- _Your objective_: Using the listing below, extract each line that has the word "about" in it.

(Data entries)

::::::::

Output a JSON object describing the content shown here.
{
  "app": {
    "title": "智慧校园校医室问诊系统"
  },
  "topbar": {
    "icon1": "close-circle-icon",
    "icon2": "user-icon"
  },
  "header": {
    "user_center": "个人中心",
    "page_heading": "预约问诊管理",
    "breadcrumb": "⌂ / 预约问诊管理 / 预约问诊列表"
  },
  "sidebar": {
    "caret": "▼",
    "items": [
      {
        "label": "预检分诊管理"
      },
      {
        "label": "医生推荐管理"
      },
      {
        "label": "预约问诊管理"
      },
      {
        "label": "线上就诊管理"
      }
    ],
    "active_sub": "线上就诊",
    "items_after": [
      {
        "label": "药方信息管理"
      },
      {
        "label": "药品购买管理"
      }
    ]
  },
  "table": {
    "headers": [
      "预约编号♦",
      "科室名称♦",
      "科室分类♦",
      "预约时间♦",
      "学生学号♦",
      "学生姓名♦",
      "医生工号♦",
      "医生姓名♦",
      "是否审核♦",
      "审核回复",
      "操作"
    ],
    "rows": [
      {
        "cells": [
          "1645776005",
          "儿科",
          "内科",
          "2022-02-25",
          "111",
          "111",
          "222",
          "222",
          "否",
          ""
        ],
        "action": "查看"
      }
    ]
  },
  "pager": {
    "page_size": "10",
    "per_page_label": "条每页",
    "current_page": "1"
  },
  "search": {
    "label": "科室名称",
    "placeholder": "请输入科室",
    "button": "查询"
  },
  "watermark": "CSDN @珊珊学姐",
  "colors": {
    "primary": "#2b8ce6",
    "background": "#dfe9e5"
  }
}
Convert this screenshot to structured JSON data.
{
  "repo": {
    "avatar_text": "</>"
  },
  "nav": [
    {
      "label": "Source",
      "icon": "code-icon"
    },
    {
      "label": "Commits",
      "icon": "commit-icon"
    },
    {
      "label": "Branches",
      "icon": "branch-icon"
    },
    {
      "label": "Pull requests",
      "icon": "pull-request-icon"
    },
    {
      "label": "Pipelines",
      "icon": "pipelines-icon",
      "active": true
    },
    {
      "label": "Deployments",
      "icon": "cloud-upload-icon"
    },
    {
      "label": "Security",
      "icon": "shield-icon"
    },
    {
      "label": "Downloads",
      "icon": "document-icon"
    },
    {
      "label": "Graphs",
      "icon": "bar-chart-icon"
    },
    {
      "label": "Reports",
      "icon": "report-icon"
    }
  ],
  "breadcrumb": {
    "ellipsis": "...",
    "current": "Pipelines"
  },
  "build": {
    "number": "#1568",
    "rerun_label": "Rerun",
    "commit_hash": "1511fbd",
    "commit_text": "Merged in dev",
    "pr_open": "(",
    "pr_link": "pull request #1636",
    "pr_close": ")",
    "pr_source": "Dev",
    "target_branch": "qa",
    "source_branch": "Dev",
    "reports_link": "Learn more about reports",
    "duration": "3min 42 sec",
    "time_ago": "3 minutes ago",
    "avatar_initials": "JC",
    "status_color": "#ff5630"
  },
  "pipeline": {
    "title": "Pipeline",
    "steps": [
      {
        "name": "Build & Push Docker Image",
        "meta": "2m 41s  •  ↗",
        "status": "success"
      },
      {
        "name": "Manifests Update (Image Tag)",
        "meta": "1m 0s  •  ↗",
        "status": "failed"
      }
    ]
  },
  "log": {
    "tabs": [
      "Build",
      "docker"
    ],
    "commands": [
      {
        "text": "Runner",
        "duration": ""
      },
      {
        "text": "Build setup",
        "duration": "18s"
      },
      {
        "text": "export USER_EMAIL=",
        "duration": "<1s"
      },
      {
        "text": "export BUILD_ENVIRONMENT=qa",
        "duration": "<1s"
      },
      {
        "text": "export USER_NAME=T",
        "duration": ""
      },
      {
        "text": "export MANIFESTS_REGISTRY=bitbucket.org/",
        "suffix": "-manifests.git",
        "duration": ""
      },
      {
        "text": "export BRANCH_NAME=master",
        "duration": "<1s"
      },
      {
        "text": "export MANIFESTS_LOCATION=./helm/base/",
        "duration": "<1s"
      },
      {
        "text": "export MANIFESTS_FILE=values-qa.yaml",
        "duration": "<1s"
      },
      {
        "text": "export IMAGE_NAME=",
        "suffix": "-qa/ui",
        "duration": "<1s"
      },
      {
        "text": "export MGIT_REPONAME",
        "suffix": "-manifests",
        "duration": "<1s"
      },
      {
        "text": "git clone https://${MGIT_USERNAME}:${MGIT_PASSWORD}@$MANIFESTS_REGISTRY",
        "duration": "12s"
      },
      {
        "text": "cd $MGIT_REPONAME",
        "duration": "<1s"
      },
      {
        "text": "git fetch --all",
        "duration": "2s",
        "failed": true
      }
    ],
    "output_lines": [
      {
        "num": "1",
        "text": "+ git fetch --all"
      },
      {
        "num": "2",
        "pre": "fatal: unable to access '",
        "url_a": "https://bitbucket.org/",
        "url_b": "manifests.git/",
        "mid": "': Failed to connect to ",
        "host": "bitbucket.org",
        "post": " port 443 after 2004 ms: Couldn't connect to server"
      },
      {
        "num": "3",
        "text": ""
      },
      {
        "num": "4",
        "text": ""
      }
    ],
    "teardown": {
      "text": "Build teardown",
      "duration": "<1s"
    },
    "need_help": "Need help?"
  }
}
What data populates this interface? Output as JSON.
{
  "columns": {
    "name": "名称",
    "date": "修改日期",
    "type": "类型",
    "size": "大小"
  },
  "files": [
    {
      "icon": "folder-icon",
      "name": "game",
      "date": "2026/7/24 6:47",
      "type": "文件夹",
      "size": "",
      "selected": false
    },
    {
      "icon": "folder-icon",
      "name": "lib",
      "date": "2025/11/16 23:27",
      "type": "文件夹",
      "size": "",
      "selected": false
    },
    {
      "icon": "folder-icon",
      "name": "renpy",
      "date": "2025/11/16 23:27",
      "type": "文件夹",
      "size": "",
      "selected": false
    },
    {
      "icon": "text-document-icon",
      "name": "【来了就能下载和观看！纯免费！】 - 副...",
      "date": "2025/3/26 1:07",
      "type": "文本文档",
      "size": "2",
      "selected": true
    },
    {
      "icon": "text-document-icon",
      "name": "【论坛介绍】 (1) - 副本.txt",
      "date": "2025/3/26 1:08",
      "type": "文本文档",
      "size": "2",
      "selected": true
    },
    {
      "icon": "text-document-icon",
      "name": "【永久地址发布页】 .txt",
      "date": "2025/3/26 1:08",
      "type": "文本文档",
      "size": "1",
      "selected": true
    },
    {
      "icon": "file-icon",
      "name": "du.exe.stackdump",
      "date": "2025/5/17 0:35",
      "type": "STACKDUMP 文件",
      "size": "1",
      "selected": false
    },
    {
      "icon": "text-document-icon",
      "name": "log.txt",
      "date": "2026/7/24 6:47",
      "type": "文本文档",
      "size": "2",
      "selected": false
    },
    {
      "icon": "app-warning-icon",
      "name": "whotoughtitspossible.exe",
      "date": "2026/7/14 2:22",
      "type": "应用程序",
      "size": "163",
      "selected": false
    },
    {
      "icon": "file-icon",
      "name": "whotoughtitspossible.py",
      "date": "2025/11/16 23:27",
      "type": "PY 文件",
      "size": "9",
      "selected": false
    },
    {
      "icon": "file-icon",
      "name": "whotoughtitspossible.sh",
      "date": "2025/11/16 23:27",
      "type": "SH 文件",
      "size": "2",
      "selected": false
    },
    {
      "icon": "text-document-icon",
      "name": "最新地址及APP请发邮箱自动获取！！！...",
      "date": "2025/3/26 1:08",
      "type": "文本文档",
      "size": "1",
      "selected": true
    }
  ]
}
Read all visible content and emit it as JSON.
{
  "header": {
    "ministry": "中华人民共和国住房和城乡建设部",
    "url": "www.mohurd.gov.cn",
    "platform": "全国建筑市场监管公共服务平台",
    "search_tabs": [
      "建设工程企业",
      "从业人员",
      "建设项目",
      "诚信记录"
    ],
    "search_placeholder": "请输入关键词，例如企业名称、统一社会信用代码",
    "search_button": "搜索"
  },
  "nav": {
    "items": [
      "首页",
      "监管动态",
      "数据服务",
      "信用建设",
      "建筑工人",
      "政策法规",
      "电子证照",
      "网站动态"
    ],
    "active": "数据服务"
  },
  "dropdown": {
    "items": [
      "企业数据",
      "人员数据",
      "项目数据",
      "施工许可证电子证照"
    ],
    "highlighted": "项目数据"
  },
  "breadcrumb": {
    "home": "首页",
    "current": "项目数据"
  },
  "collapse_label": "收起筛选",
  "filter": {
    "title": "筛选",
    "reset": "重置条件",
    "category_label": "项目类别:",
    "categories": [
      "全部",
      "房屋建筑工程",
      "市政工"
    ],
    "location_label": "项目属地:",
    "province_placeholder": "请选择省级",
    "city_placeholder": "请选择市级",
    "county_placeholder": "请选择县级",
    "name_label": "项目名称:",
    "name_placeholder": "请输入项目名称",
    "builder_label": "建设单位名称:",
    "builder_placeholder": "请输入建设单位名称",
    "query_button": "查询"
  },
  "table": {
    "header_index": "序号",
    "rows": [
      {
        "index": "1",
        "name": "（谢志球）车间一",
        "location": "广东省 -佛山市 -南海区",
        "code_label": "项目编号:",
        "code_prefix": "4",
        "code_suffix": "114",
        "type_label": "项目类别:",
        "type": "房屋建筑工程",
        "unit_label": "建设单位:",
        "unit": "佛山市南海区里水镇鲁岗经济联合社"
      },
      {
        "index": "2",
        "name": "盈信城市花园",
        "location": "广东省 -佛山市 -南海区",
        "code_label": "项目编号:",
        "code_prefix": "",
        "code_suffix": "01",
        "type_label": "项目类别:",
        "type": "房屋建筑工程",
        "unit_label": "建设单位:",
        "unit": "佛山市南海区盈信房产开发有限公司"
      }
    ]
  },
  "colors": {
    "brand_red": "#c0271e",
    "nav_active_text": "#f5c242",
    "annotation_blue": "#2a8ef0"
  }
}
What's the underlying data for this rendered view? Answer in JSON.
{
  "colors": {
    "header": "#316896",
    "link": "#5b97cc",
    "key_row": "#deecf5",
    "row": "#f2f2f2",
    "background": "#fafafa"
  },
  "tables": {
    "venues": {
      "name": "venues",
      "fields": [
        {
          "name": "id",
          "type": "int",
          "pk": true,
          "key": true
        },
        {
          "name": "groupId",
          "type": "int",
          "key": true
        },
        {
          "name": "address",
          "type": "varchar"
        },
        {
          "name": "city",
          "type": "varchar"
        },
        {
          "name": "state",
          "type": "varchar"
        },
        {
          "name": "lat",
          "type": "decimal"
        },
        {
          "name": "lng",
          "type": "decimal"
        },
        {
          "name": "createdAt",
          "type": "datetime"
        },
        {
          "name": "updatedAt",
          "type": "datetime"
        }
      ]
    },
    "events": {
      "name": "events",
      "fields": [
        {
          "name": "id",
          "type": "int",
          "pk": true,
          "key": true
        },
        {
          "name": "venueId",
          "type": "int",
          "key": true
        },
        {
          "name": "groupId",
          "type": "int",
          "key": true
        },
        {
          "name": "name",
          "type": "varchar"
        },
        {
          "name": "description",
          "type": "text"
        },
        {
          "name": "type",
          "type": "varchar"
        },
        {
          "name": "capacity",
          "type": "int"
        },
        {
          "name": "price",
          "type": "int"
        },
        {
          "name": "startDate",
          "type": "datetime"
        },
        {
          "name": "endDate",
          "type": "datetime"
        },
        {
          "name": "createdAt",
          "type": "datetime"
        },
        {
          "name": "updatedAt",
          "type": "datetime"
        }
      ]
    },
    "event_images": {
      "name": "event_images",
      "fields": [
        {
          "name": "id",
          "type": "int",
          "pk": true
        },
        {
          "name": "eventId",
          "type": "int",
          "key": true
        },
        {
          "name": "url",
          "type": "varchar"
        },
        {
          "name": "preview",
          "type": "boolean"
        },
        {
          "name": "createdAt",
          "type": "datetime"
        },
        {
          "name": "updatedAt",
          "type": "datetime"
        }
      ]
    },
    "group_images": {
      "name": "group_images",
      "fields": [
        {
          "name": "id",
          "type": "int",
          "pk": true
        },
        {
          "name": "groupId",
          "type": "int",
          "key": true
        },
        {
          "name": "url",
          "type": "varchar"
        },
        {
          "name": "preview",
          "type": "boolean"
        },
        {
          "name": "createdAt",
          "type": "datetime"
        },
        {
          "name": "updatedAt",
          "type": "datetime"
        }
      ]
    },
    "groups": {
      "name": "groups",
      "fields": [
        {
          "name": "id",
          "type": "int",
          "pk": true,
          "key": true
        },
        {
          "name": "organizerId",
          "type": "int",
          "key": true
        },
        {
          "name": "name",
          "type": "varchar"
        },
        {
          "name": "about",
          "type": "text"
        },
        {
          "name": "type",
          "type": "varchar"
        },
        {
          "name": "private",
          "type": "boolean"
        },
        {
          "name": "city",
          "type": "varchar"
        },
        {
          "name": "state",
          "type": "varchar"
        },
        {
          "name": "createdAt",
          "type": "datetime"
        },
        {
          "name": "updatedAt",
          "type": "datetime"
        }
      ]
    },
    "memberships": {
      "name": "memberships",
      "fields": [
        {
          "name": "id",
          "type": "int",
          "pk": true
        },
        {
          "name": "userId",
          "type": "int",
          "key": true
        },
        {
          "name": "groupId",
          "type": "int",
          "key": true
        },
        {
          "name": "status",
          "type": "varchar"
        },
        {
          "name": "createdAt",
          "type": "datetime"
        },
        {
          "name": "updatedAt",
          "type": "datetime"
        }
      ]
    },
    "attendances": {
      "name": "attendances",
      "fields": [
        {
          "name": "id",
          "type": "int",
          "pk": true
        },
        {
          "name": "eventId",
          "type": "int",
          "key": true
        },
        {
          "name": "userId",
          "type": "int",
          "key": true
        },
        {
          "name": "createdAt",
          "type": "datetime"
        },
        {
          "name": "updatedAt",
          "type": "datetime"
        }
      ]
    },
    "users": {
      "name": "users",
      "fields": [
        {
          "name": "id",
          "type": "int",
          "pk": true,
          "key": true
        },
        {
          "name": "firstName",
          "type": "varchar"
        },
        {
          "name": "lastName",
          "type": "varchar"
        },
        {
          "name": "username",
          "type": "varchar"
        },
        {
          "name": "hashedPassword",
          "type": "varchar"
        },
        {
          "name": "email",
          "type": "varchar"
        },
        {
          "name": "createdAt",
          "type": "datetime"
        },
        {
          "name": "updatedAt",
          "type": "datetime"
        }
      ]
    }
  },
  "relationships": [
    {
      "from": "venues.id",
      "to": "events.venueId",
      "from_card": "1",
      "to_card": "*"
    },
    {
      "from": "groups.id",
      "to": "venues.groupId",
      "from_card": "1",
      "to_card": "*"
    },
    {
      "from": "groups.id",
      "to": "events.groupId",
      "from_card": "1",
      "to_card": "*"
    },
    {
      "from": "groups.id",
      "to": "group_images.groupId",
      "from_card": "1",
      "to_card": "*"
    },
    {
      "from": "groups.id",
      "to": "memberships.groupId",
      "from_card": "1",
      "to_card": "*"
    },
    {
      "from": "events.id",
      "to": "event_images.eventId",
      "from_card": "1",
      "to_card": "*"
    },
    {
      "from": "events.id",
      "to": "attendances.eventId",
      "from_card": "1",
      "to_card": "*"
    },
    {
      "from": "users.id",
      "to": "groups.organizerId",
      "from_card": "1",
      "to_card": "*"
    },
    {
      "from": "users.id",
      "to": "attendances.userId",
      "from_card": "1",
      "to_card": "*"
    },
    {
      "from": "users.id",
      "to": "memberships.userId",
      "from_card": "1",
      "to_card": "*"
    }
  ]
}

::::::::

- _The output_:
    "reports_link": "Learn more about reports",
          "name": "about",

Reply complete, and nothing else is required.